## Input rows
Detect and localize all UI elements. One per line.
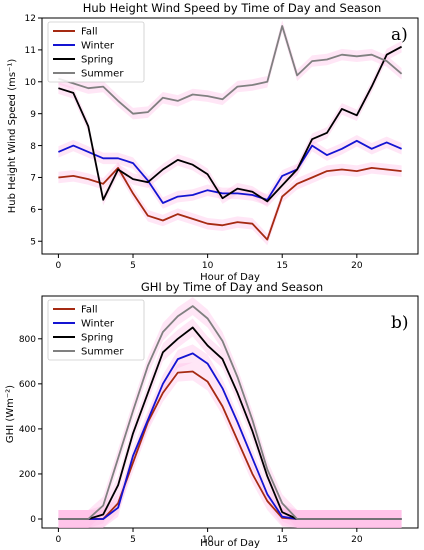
y-tick-label: 9 bbox=[30, 110, 36, 120]
x-tick-label: 15 bbox=[276, 535, 287, 545]
y-tick-label: 400 bbox=[19, 425, 36, 435]
legend-box bbox=[47, 299, 145, 361]
legend-label: Winter bbox=[81, 319, 115, 330]
band-fall bbox=[58, 162, 402, 246]
legend: Fall Winter Spring Summer bbox=[47, 299, 145, 361]
legend-label: Spring bbox=[81, 55, 113, 66]
legend-label: Fall bbox=[81, 27, 98, 38]
plot-frame bbox=[41, 17, 419, 255]
y-tick-label: 0 bbox=[30, 515, 36, 525]
series-lines bbox=[58, 25, 403, 241]
x-tick-label: 0 bbox=[56, 535, 62, 545]
x-tick-label: 10 bbox=[202, 261, 214, 271]
x-tick-label: 20 bbox=[351, 535, 363, 545]
x-tick-label: 20 bbox=[351, 261, 363, 271]
y-tick-label: 6 bbox=[30, 206, 36, 216]
x-tick-label: 5 bbox=[130, 535, 136, 545]
y-axis-label: Hub Height Wind Speed (ms⁻¹) bbox=[7, 59, 18, 214]
wind-speed-chart: Hub Height Wind Speed by Time of Day and… bbox=[7, 1, 419, 283]
x-tick-label: 5 bbox=[130, 261, 136, 271]
ghi-chart: GHI by Time of Day and Season b) Hour of… bbox=[5, 280, 419, 549]
y-tick-label: 11 bbox=[25, 46, 36, 56]
panel-label: a) bbox=[391, 25, 408, 45]
y-tick-label: 600 bbox=[19, 380, 36, 390]
y-tick-label: 12 bbox=[25, 14, 36, 24]
line-fall bbox=[58, 166, 402, 241]
panel-label: b) bbox=[391, 313, 409, 333]
legend-label: Summer bbox=[81, 69, 124, 80]
x-axis-label: Hour of Day bbox=[200, 538, 260, 549]
y-tick-label: 800 bbox=[19, 335, 36, 345]
legend: Fall Winter Spring Summer bbox=[47, 21, 145, 83]
plot-frame bbox=[41, 295, 419, 529]
band-winter bbox=[58, 135, 402, 209]
x-axis-label: Hour of Day bbox=[200, 272, 260, 283]
y-tick-label: 8 bbox=[30, 142, 36, 152]
x-tick-label: 15 bbox=[276, 261, 287, 271]
line-spring bbox=[58, 45, 403, 203]
line-summer bbox=[58, 305, 402, 520]
legend-label: Winter bbox=[81, 41, 115, 52]
y-tick-label: 7 bbox=[30, 174, 36, 184]
y-tick-label: 10 bbox=[25, 78, 37, 88]
y-tick-label: 200 bbox=[19, 470, 36, 480]
tick-labels: 0 5 10 15 20 5 6 7 8 9 10 11 12 bbox=[25, 14, 363, 271]
chart-title: GHI by Time of Day and Season bbox=[141, 280, 323, 294]
y-tick-label: 5 bbox=[30, 237, 36, 247]
band-fall bbox=[58, 362, 402, 528]
x-tick-label: 10 bbox=[202, 535, 214, 545]
legend-label: Spring bbox=[81, 333, 113, 344]
line-summer bbox=[58, 25, 403, 115]
chart-title: Hub Height Wind Speed by Time of Day and… bbox=[83, 1, 382, 15]
legend-label: Fall bbox=[81, 305, 98, 316]
shaded-bands bbox=[58, 297, 402, 528]
x-tick-label: 0 bbox=[56, 261, 62, 271]
legend-label: Summer bbox=[81, 347, 124, 358]
y-axis-label: GHI (Wm⁻²) bbox=[5, 385, 16, 443]
series-lines bbox=[58, 305, 402, 520]
legend-box bbox=[47, 21, 145, 83]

## Goal of the exercise
Copy the stretch of the material from the line containing "y-tick-label: 9 bbox=[30, 110, 36, 120]" through the line containing "y-tick-label: 8 bbox=[30, 142, 36, 152]", both lines included, unchanged.

## Output for this exercise
y-tick-label: 9 bbox=[30, 110, 36, 120]
x-tick-label: 15 bbox=[276, 535, 287, 545]
y-tick-label: 400 bbox=[19, 425, 36, 435]
legend-box bbox=[47, 299, 145, 361]
legend-label: Winter bbox=[81, 319, 115, 330]
band-fall bbox=[58, 162, 402, 246]
legend: Fall Winter Spring Summer bbox=[47, 299, 145, 361]
legend-label: Spring bbox=[81, 55, 113, 66]
legend-label: Fall bbox=[81, 27, 98, 38]
plot-frame bbox=[41, 17, 419, 255]
y-tick-label: 0 bbox=[30, 515, 36, 525]
series-lines bbox=[58, 25, 403, 241]
x-tick-label: 0 bbox=[56, 535, 62, 545]
x-tick-label: 10 bbox=[202, 261, 214, 271]
x-tick-label: 20 bbox=[351, 535, 363, 545]
x-tick-label: 20 bbox=[351, 261, 363, 271]
y-tick-label: 6 bbox=[30, 206, 36, 216]
x-tick-label: 5 bbox=[130, 535, 136, 545]
y-axis-label: Hub Height Wind Speed (ms⁻¹) bbox=[7, 59, 18, 214]
wind-speed-chart: Hub Height Wind Speed by Time of Day and… bbox=[7, 1, 419, 283]
x-tick-label: 5 bbox=[130, 261, 136, 271]
ghi-chart: GHI by Time of Day and Season b) Hour of… bbox=[5, 280, 419, 549]
y-tick-label: 11 bbox=[25, 46, 36, 56]
panel-label: a) bbox=[391, 25, 408, 45]
y-tick-label: 600 bbox=[19, 380, 36, 390]
y-tick-label: 12 bbox=[25, 14, 36, 24]
line-fall bbox=[58, 166, 402, 241]
panel-label: b) bbox=[391, 313, 409, 333]
legend-label: Summer bbox=[81, 69, 124, 80]
x-axis-label: Hour of Day bbox=[200, 538, 260, 549]
y-tick-label: 800 bbox=[19, 335, 36, 345]
legend: Fall Winter Spring Summer bbox=[47, 21, 145, 83]
plot-frame bbox=[41, 295, 419, 529]
band-winter bbox=[58, 135, 402, 209]
x-axis-label: Hour of Day bbox=[200, 272, 260, 283]
y-tick-label: 8 bbox=[30, 142, 36, 152]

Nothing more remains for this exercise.